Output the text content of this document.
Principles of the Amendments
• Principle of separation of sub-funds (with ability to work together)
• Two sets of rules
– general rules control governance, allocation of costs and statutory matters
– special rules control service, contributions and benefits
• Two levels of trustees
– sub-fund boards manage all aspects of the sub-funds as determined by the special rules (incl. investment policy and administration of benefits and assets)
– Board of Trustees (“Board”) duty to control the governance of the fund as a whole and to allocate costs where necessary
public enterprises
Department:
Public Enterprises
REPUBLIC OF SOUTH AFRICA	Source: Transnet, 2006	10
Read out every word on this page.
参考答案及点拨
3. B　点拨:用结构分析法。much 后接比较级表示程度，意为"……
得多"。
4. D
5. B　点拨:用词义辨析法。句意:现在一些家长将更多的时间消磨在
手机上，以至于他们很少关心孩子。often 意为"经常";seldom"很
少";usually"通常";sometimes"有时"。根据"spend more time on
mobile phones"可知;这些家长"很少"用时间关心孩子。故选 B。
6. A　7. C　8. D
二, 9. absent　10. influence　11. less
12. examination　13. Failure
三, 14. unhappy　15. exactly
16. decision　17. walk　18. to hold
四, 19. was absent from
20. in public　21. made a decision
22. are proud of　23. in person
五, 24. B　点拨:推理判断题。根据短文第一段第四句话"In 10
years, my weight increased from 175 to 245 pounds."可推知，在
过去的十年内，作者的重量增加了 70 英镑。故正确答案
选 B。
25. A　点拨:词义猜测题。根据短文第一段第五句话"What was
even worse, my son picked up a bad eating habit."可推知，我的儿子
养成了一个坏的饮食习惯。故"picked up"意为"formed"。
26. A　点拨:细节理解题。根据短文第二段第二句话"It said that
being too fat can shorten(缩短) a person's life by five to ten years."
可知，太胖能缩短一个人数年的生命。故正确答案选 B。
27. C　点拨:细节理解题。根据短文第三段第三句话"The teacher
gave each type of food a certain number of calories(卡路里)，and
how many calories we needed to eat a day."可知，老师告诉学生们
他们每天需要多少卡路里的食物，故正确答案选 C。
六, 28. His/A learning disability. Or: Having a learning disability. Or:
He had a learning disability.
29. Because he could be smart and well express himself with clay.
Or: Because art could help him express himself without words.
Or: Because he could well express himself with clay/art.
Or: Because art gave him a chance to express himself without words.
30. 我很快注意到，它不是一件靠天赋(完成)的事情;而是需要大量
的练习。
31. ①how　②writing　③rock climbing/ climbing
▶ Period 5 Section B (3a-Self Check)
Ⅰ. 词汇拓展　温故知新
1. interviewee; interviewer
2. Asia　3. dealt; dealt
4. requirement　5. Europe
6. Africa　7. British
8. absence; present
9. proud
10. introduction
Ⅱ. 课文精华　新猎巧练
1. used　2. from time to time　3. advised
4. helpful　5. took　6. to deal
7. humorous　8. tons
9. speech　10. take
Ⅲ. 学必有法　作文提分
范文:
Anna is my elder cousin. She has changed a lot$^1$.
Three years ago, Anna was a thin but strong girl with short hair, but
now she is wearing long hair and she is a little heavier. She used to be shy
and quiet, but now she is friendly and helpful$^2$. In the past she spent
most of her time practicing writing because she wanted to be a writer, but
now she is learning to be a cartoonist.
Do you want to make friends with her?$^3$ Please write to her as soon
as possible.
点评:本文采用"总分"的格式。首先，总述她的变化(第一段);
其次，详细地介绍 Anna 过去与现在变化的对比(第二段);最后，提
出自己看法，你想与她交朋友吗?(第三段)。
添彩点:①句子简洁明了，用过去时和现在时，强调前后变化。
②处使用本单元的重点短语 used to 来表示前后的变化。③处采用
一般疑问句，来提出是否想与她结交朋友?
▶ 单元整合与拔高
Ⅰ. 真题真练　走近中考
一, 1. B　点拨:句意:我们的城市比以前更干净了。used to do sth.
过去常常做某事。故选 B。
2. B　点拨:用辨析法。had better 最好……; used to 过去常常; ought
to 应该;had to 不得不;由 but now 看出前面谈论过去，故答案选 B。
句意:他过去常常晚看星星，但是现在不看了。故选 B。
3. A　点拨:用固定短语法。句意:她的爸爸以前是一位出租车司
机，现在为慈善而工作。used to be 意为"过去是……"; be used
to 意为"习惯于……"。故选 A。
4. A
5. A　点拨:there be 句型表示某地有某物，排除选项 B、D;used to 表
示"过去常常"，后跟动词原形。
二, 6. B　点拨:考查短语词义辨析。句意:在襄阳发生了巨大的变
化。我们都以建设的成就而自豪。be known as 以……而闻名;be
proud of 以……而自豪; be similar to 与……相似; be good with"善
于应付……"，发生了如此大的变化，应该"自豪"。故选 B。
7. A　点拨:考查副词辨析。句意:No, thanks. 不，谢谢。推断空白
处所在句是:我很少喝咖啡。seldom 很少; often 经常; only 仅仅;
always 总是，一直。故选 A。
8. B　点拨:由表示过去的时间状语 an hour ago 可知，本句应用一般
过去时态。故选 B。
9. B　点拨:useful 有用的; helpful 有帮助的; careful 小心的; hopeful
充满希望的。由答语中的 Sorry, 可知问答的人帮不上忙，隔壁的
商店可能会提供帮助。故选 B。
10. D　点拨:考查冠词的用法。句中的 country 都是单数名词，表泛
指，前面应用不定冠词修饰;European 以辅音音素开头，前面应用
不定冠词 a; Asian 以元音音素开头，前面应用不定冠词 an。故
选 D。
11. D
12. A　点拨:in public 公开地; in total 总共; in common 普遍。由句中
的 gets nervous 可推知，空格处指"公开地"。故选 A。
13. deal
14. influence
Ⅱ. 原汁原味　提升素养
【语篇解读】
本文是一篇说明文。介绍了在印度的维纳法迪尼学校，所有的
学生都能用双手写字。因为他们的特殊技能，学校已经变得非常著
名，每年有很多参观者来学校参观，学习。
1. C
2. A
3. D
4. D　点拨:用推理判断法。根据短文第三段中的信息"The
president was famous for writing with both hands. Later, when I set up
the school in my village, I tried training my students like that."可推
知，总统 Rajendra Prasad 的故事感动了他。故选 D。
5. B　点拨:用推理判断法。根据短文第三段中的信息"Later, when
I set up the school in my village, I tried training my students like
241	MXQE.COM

### DIRECTIONS
Output the lines above verbatim and in full.

### EXPECTED ANSWER
Output the text content of this document.
Principles of the Amendments
• Principle of separation of sub-funds (with ability to work together)
• Two sets of rules
– general rules control governance, allocation of costs and statutory matters
– special rules control service, contributions and benefits
• Two levels of trustees
– sub-fund boards manage all aspects of the sub-funds as determined by the special rules (incl. investment policy and administration of benefits and assets)
– Board of Trustees (“Board”) duty to control the governance of the fund as a whole and to allocate costs where necessary
public enterprises
Department:
Public Enterprises
REPUBLIC OF SOUTH AFRICA	Source: Transnet, 2006	10
Read out every word on this page.
参考答案及点拨
3. B　点拨:用结构分析法。much 后接比较级表示程度，意为"……
得多"。
4. D
5. B　点拨:用词义辨析法。句意:现在一些家长将更多的时间消磨在
手机上，以至于他们很少关心孩子。often 意为"经常";seldom"很
少";usually"通常";sometimes"有时"。根据"spend more time on
mobile phones"可知;这些家长"很少"用时间关心孩子。故选 B。
6. A　7. C　8. D
二, 9. absent　10. influence　11. less
12. examination　13. Failure
三, 14. unhappy　15. exactly
16. decision　17. walk　18. to hold
四, 19. was absent from
20. in public　21. made a decision
22. are proud of　23. in person
五, 24. B　点拨:推理判断题。根据短文第一段第四句话"In 10
years, my weight increased from 175 to 245 pounds."可推知，在
过去的十年内，作者的重量增加了 70 英镑。故正确答案
选 B。
25. A　点拨:词义猜测题。根据短文第一段第五句话"What was
even worse, my son picked up a bad eating habit."可推知，我的儿子
养成了一个坏的饮食习惯。故"picked up"意为"formed"。
26. A　点拨:细节理解题。根据短文第二段第二句话"It said that
being too fat can shorten(缩短) a person's life by five to ten years."
可知，太胖能缩短一个人数年的生命。故正确答案选 B。
27. C　点拨:细节理解题。根据短文第三段第三句话"The teacher
gave each type of food a certain number of calories(卡路里)，and
how many calories we needed to eat a day."可知，老师告诉学生们
他们每天需要多少卡路里的食物，故正确答案选 C。
六, 28. His/A learning disability. Or: Having a learning disability. Or:
He had a learning disability.
29. Because he could be smart and well express himself with clay.
Or: Because art could help him express himself without words.
Or: Because he could well express himself with clay/art.
Or: Because art gave him a chance to express himself without words.
30. 我很快注意到，它不是一件靠天赋(完成)的事情;而是需要大量
的练习。
31. ①how　②writing　③rock climbing/ climbing
▶ Period 5 Section B (3a-Self Check)
Ⅰ. 词汇拓展　温故知新
1. interviewee; interviewer
2. Asia　3. dealt; dealt
4. requirement　5. Europe
6. Africa　7. British
8. absence; present
9. proud
10. introduction
Ⅱ. 课文精华　新猎巧练
1. used　2. from time to time　3. advised
4. helpful　5. took　6. to deal
7. humorous　8. tons
9. speech　10. take
Ⅲ. 学必有法　作文提分
范文:
Anna is my elder cousin. She has changed a lot$^1$.
Three years ago, Anna was a thin but strong girl with short hair, but
now she is wearing long hair and she is a little heavier. She used to be shy
and quiet, but now she is friendly and helpful$^2$. In the past she spent
most of her time practicing writing because she wanted to be a writer, but
now she is learning to be a cartoonist.
Do you want to make friends with her?$^3$ Please write to her as soon
as possible.
点评:本文采用"总分"的格式。首先，总述她的变化(第一段);
其次，详细地介绍 Anna 过去与现在变化的对比(第二段);最后，提
出自己看法，你想与她交朋友吗?(第三段)。
添彩点:①句子简洁明了，用过去时和现在时，强调前后变化。
②处使用本单元的重点短语 used to 来表示前后的变化。③处采用
一般疑问句，来提出是否想与她结交朋友?
▶ 单元整合与拔高
Ⅰ. 真题真练　走近中考
一, 1. B　点拨:句意:我们的城市比以前更干净了。used to do sth.
过去常常做某事。故选 B。
2. B　点拨:用辨析法。had better 最好……; used to 过去常常; ought
to 应该;had to 不得不;由 but now 看出前面谈论过去，故答案选 B。
句意:他过去常常晚看星星，但是现在不看了。故选 B。
3. A　点拨:用固定短语法。句意:她的爸爸以前是一位出租车司
机，现在为慈善而工作。used to be 意为"过去是……"; be used
to 意为"习惯于……"。故选 A。
4. A
5. A　点拨:there be 句型表示某地有某物，排除选项 B、D;used to 表
示"过去常常"，后跟动词原形。
二, 6. B　点拨:考查短语词义辨析。句意:在襄阳发生了巨大的变
化。我们都以建设的成就而自豪。be known as 以……而闻名;be
proud of 以……而自豪; be similar to 与……相似; be good with"善
于应付……"，发生了如此大的变化，应该"自豪"。故选 B。
7. A　点拨:考查副词辨析。句意:No, thanks. 不，谢谢。推断空白
处所在句是:我很少喝咖啡。seldom 很少; often 经常; only 仅仅;
always 总是，一直。故选 A。
8. B　点拨:由表示过去的时间状语 an hour ago 可知，本句应用一般
过去时态。故选 B。
9. B　点拨:useful 有用的; helpful 有帮助的; careful 小心的; hopeful
充满希望的。由答语中的 Sorry, 可知问答的人帮不上忙，隔壁的
商店可能会提供帮助。故选 B。
10. D　点拨:考查冠词的用法。句中的 country 都是单数名词，表泛
指，前面应用不定冠词修饰;European 以辅音音素开头，前面应用
不定冠词 a; Asian 以元音音素开头，前面应用不定冠词 an。故
选 D。
11. D
12. A　点拨:in public 公开地; in total 总共; in common 普遍。由句中
的 gets nervous 可推知，空格处指"公开地"。故选 A。
13. deal
14. influence
Ⅱ. 原汁原味　提升素养
【语篇解读】
本文是一篇说明文。介绍了在印度的维纳法迪尼学校，所有的
学生都能用双手写字。因为他们的特殊技能，学校已经变得非常著
名，每年有很多参观者来学校参观，学习。
1. C
2. A
3. D
4. D　点拨:用推理判断法。根据短文第三段中的信息"The
president was famous for writing with both hands. Later, when I set up
the school in my village, I tried training my students like that."可推
知，总统 Rajendra Prasad 的故事感动了他。故选 D。
5. B　点拨:用推理判断法。根据短文第三段中的信息"Later, when
I set up the school in my village, I tried training my students like
241	MXQE.COM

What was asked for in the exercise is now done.